* [Exercise objective] Write the data below out exactly as it stands. Do not include the pictures.
* Begin Records for the exercise *
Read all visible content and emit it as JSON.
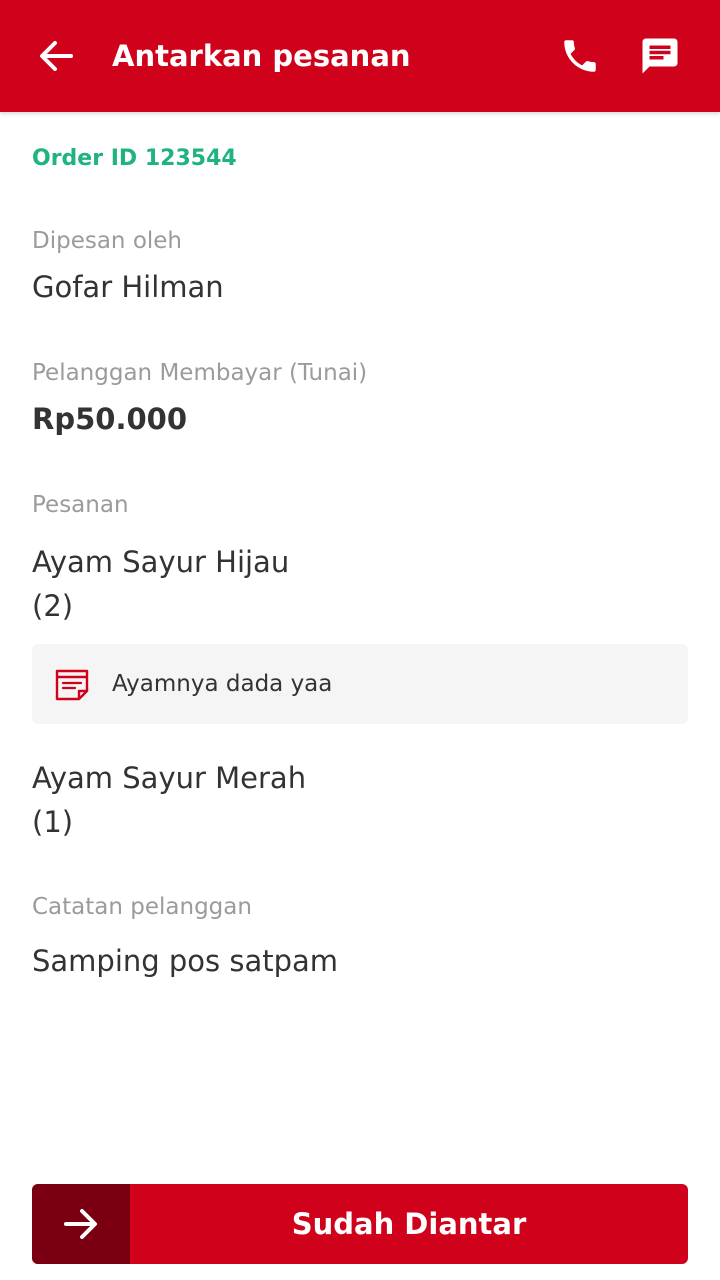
{
  "header": {
    "title": "Antarkan pesanan",
    "back_icon": "arrow-back-icon",
    "call_icon": "phone-icon",
    "chat_icon": "chat-icon",
    "background_color": "#d0021b"
  },
  "order": {
    "id_text": "Order ID 123544"
  },
  "customer": {
    "label": "Dipesan oleh",
    "name": "Gofar Hilman"
  },
  "payment": {
    "label": "Pelanggan Membayar (Tunai)",
    "amount": "Rp50.000"
  },
  "items_section": {
    "label": "Pesanan",
    "items": [
      {
        "name": "Ayam Sayur Hijau",
        "qty": "(2)",
        "note": "Ayamnya dada yaa",
        "note_icon": "note-icon"
      },
      {
        "name": "Ayam Sayur Merah",
        "qty": "(1)"
      }
    ]
  },
  "customer_note": {
    "label": "Catatan pelanggan",
    "text": "Samping pos satpam"
  },
  "action": {
    "label": "Sudah Diantar",
    "icon": "arrow-forward-icon"
  },
  "colors": {
    "primary": "#d0021b",
    "primary_dark": "#7a0011",
    "accent_green": "#1fb37e"
  }
}
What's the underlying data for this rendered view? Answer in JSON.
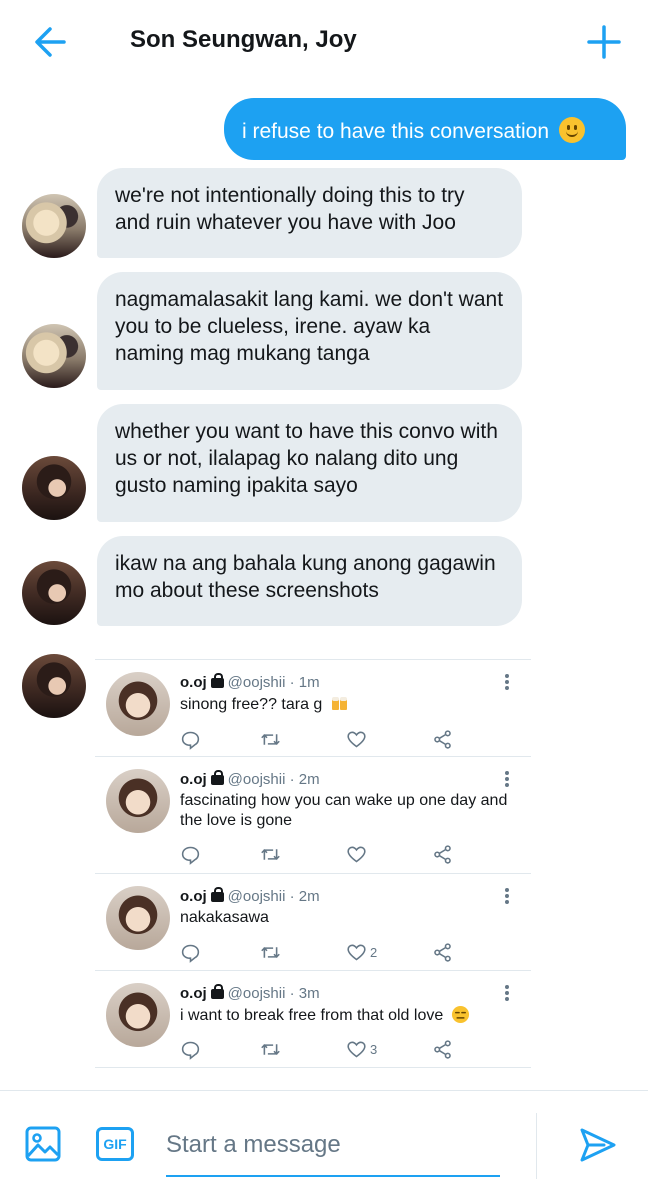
{
  "header": {
    "title": "Son Seungwan, Joy"
  },
  "messages": {
    "sent": "i refuse to have this conversation",
    "received": [
      {
        "text": "we're not intentionally doing this to try and ruin whatever you have with Joo"
      },
      {
        "text": "nagmamalasakit lang kami. we don't want you to be clueless, irene. ayaw ka naming mag mukang tanga"
      },
      {
        "text": "whether you want to have this convo with us or not, ilalapag ko nalang dito ung gusto naming ipakita sayo"
      },
      {
        "text": "ikaw na ang bahala kung anong gagawin mo about these screenshots"
      }
    ]
  },
  "tweets": [
    {
      "name": "o.oj",
      "handle": "@oojshii",
      "time": "· 1m",
      "text": "sinong free?? tara g",
      "likes": ""
    },
    {
      "name": "o.oj",
      "handle": "@oojshii",
      "time": "· 2m",
      "text": "fascinating how you can wake up one day and the love is gone",
      "likes": ""
    },
    {
      "name": "o.oj",
      "handle": "@oojshii",
      "time": "· 2m",
      "text": "nakakasawa",
      "likes": "2"
    },
    {
      "name": "o.oj",
      "handle": "@oojshii",
      "time": "· 3m",
      "text": "i want to break free from that old love",
      "likes": "3"
    }
  ],
  "composer": {
    "placeholder": "Start a message",
    "gif_label": "GIF"
  },
  "colors": {
    "accent": "#1da1f2",
    "bubble": "#e6ecf0",
    "muted": "#657786"
  }
}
* End Records for the exercise *
* [Right answer]
Read all visible content and emit it as JSON.
{
  "header": {
    "title": "Antarkan pesanan",
    "back_icon": "arrow-back-icon",
    "call_icon": "phone-icon",
    "chat_icon": "chat-icon",
    "background_color": "#d0021b"
  },
  "order": {
    "id_text": "Order ID 123544"
  },
  "customer": {
    "label": "Dipesan oleh",
    "name": "Gofar Hilman"
  },
  "payment": {
    "label": "Pelanggan Membayar (Tunai)",
    "amount": "Rp50.000"
  },
  "items_section": {
    "label": "Pesanan",
    "items": [
      {
        "name": "Ayam Sayur Hijau",
        "qty": "(2)",
        "note": "Ayamnya dada yaa",
        "note_icon": "note-icon"
      },
      {
        "name": "Ayam Sayur Merah",
        "qty": "(1)"
      }
    ]
  },
  "customer_note": {
    "label": "Catatan pelanggan",
    "text": "Samping pos satpam"
  },
  "action": {
    "label": "Sudah Diantar",
    "icon": "arrow-forward-icon"
  },
  "colors": {
    "primary": "#d0021b",
    "primary_dark": "#7a0011",
    "accent_green": "#1fb37e"
  }
}
What's the underlying data for this rendered view? Answer in JSON.
{
  "header": {
    "title": "Son Seungwan, Joy"
  },
  "messages": {
    "sent": "i refuse to have this conversation",
    "received": [
      {
        "text": "we're not intentionally doing this to try and ruin whatever you have with Joo"
      },
      {
        "text": "nagmamalasakit lang kami. we don't want you to be clueless, irene. ayaw ka naming mag mukang tanga"
      },
      {
        "text": "whether you want to have this convo with us or not, ilalapag ko nalang dito ung gusto naming ipakita sayo"
      },
      {
        "text": "ikaw na ang bahala kung anong gagawin mo about these screenshots"
      }
    ]
  },
  "tweets": [
    {
      "name": "o.oj",
      "handle": "@oojshii",
      "time": "· 1m",
      "text": "sinong free?? tara g",
      "likes": ""
    },
    {
      "name": "o.oj",
      "handle": "@oojshii",
      "time": "· 2m",
      "text": "fascinating how you can wake up one day and the love is gone",
      "likes": ""
    },
    {
      "name": "o.oj",
      "handle": "@oojshii",
      "time": "· 2m",
      "text": "nakakasawa",
      "likes": "2"
    },
    {
      "name": "o.oj",
      "handle": "@oojshii",
      "time": "· 3m",
      "text": "i want to break free from that old love",
      "likes": "3"
    }
  ],
  "composer": {
    "placeholder": "Start a message",
    "gif_label": "GIF"
  },
  "colors": {
    "accent": "#1da1f2",
    "bubble": "#e6ecf0",
    "muted": "#657786"
  }
}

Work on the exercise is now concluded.